*Exercise requirements*
Keep every line where the word "only" appears; drop the rest.

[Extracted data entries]
-------------------------

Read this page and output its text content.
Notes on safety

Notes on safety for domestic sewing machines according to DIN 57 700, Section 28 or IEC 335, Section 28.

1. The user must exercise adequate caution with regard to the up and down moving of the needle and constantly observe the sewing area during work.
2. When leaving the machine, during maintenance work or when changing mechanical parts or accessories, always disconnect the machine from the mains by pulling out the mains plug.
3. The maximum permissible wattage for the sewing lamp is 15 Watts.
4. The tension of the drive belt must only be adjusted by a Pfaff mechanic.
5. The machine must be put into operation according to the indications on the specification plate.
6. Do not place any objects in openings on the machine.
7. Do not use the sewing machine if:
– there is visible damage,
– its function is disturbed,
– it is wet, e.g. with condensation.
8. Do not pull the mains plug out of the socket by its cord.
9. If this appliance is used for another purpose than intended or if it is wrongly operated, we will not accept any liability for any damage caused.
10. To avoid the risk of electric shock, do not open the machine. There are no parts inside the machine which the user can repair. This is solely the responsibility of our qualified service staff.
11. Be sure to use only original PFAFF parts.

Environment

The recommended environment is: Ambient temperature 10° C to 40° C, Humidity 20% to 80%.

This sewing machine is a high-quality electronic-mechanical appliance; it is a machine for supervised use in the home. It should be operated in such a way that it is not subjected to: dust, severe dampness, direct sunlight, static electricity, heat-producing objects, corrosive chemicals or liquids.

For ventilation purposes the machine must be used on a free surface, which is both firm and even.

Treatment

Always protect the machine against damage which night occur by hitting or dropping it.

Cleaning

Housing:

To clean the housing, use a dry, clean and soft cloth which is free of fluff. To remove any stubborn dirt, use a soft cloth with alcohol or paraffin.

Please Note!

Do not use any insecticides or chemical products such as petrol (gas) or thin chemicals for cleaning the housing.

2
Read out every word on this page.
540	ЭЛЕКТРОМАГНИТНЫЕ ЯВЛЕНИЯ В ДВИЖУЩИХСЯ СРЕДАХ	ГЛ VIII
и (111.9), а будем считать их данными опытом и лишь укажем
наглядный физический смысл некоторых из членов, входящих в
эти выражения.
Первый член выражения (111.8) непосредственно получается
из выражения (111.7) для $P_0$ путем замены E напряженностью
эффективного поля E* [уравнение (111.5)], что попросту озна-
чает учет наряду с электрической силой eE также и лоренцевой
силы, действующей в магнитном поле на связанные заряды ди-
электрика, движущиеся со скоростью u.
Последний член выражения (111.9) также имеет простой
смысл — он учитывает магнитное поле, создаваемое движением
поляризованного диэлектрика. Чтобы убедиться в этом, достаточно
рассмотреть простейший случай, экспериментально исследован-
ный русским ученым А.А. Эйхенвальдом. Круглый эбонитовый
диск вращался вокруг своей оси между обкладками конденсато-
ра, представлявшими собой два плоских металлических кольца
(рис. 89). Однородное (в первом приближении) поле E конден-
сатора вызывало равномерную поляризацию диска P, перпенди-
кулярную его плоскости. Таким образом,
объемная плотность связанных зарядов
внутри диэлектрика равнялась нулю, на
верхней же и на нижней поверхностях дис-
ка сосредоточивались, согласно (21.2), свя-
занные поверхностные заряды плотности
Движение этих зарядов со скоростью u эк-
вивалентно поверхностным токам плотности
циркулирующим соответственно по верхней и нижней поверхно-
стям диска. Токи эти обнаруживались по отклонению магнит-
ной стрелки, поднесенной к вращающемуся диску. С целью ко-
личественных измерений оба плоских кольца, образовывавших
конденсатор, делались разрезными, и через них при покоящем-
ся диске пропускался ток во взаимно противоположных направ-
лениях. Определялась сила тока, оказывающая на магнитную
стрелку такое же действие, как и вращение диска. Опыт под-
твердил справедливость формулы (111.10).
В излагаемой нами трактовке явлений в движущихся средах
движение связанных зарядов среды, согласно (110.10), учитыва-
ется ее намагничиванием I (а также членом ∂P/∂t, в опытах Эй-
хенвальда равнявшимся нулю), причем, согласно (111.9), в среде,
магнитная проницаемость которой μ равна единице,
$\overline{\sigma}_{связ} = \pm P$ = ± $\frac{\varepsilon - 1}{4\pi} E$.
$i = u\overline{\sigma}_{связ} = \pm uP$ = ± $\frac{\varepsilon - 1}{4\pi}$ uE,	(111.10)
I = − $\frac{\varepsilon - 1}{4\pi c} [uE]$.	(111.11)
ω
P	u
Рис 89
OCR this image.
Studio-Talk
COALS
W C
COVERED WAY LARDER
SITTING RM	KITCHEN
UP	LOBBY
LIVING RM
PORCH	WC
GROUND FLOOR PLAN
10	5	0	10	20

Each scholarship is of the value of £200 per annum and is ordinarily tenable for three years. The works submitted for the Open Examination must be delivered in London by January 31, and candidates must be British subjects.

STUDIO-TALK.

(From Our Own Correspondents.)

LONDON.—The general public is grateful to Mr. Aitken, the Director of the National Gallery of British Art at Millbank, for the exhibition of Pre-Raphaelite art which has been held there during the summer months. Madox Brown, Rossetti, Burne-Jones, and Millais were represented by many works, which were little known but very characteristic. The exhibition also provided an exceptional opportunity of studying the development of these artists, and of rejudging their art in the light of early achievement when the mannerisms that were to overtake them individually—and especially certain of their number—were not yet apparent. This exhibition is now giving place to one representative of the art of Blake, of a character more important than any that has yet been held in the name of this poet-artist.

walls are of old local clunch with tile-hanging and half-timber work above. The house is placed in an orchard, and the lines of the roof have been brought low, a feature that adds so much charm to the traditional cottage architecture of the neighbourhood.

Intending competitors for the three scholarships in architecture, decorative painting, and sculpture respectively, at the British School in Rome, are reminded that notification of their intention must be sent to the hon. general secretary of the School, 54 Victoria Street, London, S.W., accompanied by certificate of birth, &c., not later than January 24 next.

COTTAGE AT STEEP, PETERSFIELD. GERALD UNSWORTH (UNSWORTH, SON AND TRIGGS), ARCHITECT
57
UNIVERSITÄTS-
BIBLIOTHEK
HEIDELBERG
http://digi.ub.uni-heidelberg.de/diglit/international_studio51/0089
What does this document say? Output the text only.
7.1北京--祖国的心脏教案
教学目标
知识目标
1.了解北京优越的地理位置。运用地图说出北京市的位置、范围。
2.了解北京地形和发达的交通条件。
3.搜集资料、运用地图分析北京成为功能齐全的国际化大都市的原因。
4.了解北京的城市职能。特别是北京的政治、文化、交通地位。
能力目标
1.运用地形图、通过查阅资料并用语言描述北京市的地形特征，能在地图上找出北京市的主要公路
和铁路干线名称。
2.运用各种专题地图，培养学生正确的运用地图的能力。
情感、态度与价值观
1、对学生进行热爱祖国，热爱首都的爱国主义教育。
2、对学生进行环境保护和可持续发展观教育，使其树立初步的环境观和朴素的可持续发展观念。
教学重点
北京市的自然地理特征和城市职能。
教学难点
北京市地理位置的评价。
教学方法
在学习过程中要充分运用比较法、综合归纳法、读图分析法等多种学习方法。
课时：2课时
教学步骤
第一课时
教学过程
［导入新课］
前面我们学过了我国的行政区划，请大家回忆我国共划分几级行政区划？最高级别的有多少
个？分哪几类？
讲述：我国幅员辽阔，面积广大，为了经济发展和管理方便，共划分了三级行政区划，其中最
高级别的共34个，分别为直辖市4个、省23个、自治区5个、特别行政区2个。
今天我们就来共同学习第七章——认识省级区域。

-------------------------

*Written solution*
4. The tension of the drive belt must only be adjusted by a Pfaff mechanic.
11. Be sure to use only original PFAFF parts.
What does this document say? Output the text only.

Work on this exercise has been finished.